* BEGIN Records for the task *

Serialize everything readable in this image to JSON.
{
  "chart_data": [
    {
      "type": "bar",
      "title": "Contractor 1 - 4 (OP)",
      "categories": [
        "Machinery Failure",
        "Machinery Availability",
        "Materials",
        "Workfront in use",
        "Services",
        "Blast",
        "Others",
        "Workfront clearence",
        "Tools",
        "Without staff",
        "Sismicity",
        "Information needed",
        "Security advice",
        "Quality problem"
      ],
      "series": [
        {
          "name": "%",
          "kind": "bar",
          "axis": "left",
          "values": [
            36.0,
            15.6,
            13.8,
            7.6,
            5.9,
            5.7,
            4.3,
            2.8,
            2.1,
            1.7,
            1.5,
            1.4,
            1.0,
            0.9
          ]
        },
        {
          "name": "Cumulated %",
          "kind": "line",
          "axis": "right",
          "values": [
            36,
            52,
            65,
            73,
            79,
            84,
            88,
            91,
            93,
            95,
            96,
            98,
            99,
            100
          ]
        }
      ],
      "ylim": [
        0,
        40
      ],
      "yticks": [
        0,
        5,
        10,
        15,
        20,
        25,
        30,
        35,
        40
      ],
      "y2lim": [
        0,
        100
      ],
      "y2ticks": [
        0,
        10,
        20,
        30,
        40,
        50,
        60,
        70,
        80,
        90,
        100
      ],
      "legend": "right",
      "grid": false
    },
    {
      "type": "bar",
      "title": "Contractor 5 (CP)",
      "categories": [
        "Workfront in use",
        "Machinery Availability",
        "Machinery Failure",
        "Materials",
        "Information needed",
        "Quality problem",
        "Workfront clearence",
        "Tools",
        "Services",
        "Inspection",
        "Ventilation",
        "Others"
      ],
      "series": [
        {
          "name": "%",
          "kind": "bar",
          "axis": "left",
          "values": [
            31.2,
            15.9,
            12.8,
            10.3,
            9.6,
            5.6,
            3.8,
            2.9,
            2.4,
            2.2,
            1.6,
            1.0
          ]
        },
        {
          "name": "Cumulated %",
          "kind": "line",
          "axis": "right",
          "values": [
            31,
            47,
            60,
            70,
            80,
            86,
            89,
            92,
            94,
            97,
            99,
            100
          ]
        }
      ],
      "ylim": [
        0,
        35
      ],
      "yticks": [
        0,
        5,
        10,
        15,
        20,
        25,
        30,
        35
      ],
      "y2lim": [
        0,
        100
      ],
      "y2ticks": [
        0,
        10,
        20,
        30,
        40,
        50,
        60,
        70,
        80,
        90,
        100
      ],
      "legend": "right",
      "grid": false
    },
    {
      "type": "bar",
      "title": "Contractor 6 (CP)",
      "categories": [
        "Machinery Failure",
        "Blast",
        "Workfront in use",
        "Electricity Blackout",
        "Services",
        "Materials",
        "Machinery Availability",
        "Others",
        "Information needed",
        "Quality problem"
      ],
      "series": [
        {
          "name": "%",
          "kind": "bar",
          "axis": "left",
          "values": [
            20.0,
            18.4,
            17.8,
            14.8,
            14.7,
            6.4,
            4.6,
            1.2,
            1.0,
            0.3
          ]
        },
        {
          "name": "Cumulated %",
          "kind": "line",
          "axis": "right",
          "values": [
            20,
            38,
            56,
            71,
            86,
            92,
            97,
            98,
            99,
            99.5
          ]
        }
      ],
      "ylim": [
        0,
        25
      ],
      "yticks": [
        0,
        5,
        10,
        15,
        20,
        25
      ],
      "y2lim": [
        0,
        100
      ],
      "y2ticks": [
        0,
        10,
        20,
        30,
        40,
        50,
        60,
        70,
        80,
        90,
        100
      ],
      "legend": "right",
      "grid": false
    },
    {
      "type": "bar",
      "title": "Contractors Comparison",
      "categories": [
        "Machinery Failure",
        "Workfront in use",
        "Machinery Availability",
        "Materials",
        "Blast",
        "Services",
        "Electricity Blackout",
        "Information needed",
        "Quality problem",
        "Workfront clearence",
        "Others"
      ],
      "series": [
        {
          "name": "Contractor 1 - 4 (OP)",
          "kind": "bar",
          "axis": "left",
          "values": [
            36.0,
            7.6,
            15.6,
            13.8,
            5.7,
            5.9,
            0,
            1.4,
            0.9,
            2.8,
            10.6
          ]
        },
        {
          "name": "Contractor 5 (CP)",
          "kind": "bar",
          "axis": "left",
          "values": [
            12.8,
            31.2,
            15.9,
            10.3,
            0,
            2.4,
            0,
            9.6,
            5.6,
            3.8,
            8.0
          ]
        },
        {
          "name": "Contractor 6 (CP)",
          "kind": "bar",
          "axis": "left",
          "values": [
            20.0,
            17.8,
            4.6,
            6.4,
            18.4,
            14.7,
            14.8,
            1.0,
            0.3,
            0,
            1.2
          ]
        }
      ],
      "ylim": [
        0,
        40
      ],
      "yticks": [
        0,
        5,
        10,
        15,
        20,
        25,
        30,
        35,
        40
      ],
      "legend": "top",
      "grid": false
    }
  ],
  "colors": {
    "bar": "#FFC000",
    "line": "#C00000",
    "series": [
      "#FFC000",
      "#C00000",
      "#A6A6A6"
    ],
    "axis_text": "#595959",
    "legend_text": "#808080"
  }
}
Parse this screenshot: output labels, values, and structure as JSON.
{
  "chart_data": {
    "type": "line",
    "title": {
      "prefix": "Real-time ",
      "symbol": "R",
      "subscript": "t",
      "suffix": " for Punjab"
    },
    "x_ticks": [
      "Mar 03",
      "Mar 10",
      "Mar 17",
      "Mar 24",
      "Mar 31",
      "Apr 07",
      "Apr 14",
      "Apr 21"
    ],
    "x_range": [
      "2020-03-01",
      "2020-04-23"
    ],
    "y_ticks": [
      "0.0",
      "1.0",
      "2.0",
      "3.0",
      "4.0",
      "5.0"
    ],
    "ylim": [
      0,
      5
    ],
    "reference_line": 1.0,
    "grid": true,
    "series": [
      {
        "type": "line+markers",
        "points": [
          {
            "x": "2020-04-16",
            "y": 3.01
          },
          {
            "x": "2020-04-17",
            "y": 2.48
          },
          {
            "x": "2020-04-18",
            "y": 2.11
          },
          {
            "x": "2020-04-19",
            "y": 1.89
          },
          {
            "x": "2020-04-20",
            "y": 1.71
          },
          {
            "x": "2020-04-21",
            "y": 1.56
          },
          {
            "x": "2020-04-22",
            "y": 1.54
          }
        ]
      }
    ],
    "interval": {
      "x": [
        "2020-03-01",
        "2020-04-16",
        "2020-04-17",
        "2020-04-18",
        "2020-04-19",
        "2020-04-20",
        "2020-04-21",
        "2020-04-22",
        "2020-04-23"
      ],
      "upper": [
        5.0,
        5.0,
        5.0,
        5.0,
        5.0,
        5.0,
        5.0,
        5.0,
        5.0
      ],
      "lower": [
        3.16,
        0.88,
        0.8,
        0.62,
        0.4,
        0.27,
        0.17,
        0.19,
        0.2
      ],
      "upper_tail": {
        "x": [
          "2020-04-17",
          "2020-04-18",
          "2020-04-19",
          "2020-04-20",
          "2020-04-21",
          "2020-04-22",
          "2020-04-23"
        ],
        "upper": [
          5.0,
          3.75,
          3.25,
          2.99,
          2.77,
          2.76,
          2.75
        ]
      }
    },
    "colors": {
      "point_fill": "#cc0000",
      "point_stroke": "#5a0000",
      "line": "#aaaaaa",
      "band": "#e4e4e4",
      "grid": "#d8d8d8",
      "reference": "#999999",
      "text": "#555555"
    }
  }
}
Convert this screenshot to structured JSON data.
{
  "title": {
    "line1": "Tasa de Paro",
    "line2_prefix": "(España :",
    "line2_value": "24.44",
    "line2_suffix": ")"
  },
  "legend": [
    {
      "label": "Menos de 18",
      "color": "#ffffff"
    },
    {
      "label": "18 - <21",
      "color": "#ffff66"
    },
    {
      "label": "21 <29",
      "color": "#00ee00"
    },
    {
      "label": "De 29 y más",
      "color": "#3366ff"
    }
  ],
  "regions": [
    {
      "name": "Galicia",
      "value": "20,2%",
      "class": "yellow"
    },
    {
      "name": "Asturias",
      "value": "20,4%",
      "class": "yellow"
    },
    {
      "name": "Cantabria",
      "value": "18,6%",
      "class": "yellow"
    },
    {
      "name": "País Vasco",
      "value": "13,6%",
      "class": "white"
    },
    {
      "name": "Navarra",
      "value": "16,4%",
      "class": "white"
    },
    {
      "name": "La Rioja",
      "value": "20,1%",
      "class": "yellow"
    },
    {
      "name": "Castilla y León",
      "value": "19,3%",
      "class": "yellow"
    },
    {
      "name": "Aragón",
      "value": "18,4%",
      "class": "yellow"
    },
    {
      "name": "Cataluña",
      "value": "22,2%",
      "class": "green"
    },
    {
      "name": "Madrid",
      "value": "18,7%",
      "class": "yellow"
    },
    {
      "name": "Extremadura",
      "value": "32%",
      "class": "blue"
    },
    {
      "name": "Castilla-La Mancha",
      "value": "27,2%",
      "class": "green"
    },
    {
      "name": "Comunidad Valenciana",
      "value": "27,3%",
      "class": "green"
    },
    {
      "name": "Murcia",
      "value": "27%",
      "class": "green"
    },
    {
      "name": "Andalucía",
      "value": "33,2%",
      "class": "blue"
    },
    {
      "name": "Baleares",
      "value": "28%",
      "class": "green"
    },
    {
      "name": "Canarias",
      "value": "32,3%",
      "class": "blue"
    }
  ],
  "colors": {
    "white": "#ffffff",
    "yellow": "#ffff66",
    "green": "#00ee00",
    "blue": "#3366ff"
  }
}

* END Records for the task *

Work to do: In the entries above, count each line with "title"; reply with the total only.

Solution: 6